Your objective: Set down the listing below line for line, with no changes, and leave the picture out.

Extracted entries:

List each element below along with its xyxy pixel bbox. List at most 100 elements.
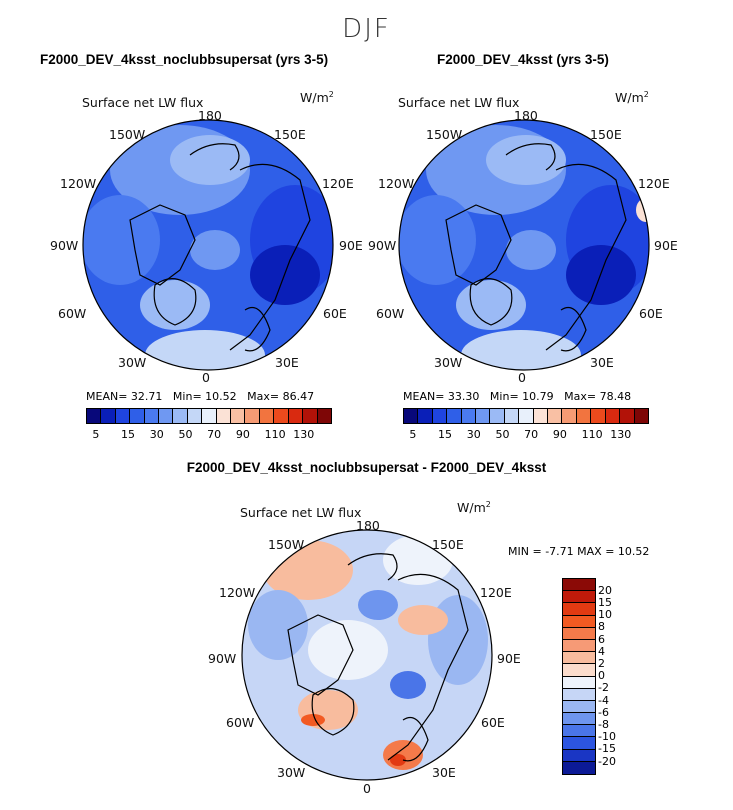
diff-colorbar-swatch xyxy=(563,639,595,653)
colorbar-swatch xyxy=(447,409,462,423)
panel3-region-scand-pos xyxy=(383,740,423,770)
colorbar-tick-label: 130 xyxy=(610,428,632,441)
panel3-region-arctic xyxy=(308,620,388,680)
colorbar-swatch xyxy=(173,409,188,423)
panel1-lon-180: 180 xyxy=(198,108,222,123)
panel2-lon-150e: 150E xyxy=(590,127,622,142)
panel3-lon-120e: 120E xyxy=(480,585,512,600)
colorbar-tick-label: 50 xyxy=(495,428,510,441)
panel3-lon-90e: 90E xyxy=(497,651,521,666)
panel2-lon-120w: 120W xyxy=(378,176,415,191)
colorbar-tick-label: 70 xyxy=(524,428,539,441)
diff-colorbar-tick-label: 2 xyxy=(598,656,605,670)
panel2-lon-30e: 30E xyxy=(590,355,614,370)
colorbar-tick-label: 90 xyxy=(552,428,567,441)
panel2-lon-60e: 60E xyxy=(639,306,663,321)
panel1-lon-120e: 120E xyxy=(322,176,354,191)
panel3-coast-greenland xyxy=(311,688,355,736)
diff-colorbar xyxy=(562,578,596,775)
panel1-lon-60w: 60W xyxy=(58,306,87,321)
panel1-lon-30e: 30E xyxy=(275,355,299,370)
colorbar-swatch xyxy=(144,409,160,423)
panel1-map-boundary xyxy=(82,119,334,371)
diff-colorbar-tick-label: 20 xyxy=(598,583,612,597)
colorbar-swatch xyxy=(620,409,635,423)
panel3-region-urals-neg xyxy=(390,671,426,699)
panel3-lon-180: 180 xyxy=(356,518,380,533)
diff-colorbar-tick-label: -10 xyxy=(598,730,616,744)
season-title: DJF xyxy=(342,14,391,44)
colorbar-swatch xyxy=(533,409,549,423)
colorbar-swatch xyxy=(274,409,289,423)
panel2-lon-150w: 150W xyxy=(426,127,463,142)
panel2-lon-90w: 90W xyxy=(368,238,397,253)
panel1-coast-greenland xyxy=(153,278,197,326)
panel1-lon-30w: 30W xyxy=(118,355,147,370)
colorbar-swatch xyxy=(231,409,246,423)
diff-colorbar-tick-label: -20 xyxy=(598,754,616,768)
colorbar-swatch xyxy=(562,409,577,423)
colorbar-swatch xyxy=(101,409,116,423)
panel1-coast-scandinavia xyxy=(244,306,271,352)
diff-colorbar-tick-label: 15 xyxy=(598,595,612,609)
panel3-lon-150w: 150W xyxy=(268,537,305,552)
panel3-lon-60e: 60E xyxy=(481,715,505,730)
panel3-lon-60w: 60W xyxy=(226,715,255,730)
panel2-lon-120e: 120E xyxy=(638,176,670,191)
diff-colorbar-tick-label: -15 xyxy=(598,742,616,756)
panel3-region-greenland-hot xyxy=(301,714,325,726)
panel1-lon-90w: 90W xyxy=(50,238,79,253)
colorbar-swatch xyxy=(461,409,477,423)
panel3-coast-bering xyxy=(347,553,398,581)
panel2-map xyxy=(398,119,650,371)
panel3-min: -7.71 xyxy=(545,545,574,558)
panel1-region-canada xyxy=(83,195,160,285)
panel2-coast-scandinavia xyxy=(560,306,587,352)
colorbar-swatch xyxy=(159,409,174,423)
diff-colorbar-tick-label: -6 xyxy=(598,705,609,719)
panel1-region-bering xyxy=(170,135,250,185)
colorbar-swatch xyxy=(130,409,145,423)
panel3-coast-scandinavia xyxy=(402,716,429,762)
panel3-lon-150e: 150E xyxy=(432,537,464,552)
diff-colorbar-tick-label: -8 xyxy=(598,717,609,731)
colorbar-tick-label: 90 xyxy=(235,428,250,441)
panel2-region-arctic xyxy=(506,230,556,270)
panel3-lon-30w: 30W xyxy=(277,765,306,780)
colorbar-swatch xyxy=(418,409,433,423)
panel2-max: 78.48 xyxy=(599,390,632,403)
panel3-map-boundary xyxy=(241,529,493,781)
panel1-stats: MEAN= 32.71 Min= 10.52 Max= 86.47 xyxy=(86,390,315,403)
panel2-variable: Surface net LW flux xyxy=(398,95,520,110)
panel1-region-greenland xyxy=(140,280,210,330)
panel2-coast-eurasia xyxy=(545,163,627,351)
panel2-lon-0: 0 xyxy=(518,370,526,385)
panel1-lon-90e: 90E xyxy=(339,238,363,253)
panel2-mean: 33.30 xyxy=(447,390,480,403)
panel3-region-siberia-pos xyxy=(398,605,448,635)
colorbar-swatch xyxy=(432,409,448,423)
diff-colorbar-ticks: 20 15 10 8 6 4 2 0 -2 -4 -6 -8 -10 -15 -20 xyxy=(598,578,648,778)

Reply to the exercise:
List each element below along with its xyxy pixel bbox. List at most 100 elements.
diff-colorbar-swatch xyxy=(563,639,595,653)
colorbar-swatch xyxy=(447,409,462,423)
panel3-region-scand-pos xyxy=(383,740,423,770)
colorbar-tick-label: 130 xyxy=(610,428,632,441)
panel3-region-arctic xyxy=(308,620,388,680)
colorbar-swatch xyxy=(173,409,188,423)
panel1-lon-180: 180 xyxy=(198,108,222,123)
panel2-lon-150e: 150E xyxy=(590,127,622,142)
panel3-lon-120e: 120E xyxy=(480,585,512,600)
colorbar-tick-label: 50 xyxy=(495,428,510,441)
panel3-lon-90e: 90E xyxy=(497,651,521,666)
panel2-lon-120w: 120W xyxy=(378,176,415,191)
colorbar-tick-label: 70 xyxy=(524,428,539,441)
diff-colorbar-tick-label: 2 xyxy=(598,656,605,670)
panel2-lon-30e: 30E xyxy=(590,355,614,370)
colorbar-tick-label: 90 xyxy=(552,428,567,441)
panel2-lon-60e: 60E xyxy=(639,306,663,321)
panel1-lon-120e: 120E xyxy=(322,176,354,191)
panel3-coast-greenland xyxy=(311,688,355,736)
diff-colorbar xyxy=(562,578,596,775)
panel1-lon-60w: 60W xyxy=(58,306,87,321)
panel1-lon-30e: 30E xyxy=(275,355,299,370)
colorbar-swatch xyxy=(144,409,160,423)
panel1-map-boundary xyxy=(82,119,334,371)
diff-colorbar-tick-label: 20 xyxy=(598,583,612,597)
colorbar-swatch xyxy=(620,409,635,423)
panel3-region-urals-neg xyxy=(390,671,426,699)
panel3-lon-180: 180 xyxy=(356,518,380,533)
diff-colorbar-tick-label: -10 xyxy=(598,730,616,744)
season-title: DJF xyxy=(342,14,391,44)
colorbar-swatch xyxy=(533,409,549,423)
colorbar-swatch xyxy=(274,409,289,423)
panel2-lon-150w: 150W xyxy=(426,127,463,142)
panel2-lon-90w: 90W xyxy=(368,238,397,253)
panel1-coast-greenland xyxy=(153,278,197,326)
panel1-lon-30w: 30W xyxy=(118,355,147,370)
colorbar-swatch xyxy=(231,409,246,423)
diff-colorbar-tick-label: -20 xyxy=(598,754,616,768)
colorbar-swatch xyxy=(562,409,577,423)
colorbar-swatch xyxy=(101,409,116,423)
panel1-coast-scandinavia xyxy=(244,306,271,352)
diff-colorbar-tick-label: 15 xyxy=(598,595,612,609)
panel3-lon-150w: 150W xyxy=(268,537,305,552)
panel3-lon-60e: 60E xyxy=(481,715,505,730)
panel3-lon-60w: 60W xyxy=(226,715,255,730)
panel2-lon-120e: 120E xyxy=(638,176,670,191)
diff-colorbar-tick-label: -15 xyxy=(598,742,616,756)
panel3-region-greenland-hot xyxy=(301,714,325,726)
panel1-lon-90w: 90W xyxy=(50,238,79,253)
colorbar-swatch xyxy=(461,409,477,423)
panel3-coast-bering xyxy=(347,553,398,581)
panel2-map xyxy=(398,119,650,371)
panel3-min: -7.71 xyxy=(545,545,574,558)
panel1-region-canada xyxy=(83,195,160,285)
panel2-coast-scandinavia xyxy=(560,306,587,352)
colorbar-swatch xyxy=(159,409,174,423)
diff-colorbar-tick-label: -6 xyxy=(598,705,609,719)
panel1-region-bering xyxy=(170,135,250,185)
colorbar-swatch xyxy=(130,409,145,423)
panel3-coast-scandinavia xyxy=(402,716,429,762)
panel3-lon-150e: 150E xyxy=(432,537,464,552)
diff-colorbar-tick-label: -8 xyxy=(598,717,609,731)
colorbar-tick-label: 90 xyxy=(235,428,250,441)
panel2-region-arctic xyxy=(506,230,556,270)
panel3-lon-30w: 30W xyxy=(277,765,306,780)
colorbar-swatch xyxy=(418,409,433,423)
panel2-max: 78.48 xyxy=(599,390,632,403)
panel3-map-boundary xyxy=(241,529,493,781)
panel1-stats: MEAN= 32.71 Min= 10.52 Max= 86.47 xyxy=(86,390,315,403)
panel2-variable: Surface net LW flux xyxy=(398,95,520,110)
panel1-region-greenland xyxy=(140,280,210,330)
panel2-coast-eurasia xyxy=(545,163,627,351)
panel2-lon-0: 0 xyxy=(518,370,526,385)
panel1-lon-90e: 90E xyxy=(339,238,363,253)
panel2-mean: 33.30 xyxy=(447,390,480,403)
panel3-region-siberia-pos xyxy=(398,605,448,635)
colorbar-swatch xyxy=(432,409,448,423)
diff-colorbar-ticks: 20 15 10 8 6 4 2 0 -2 -4 -6 -8 -10 -15 -20 xyxy=(598,578,648,778)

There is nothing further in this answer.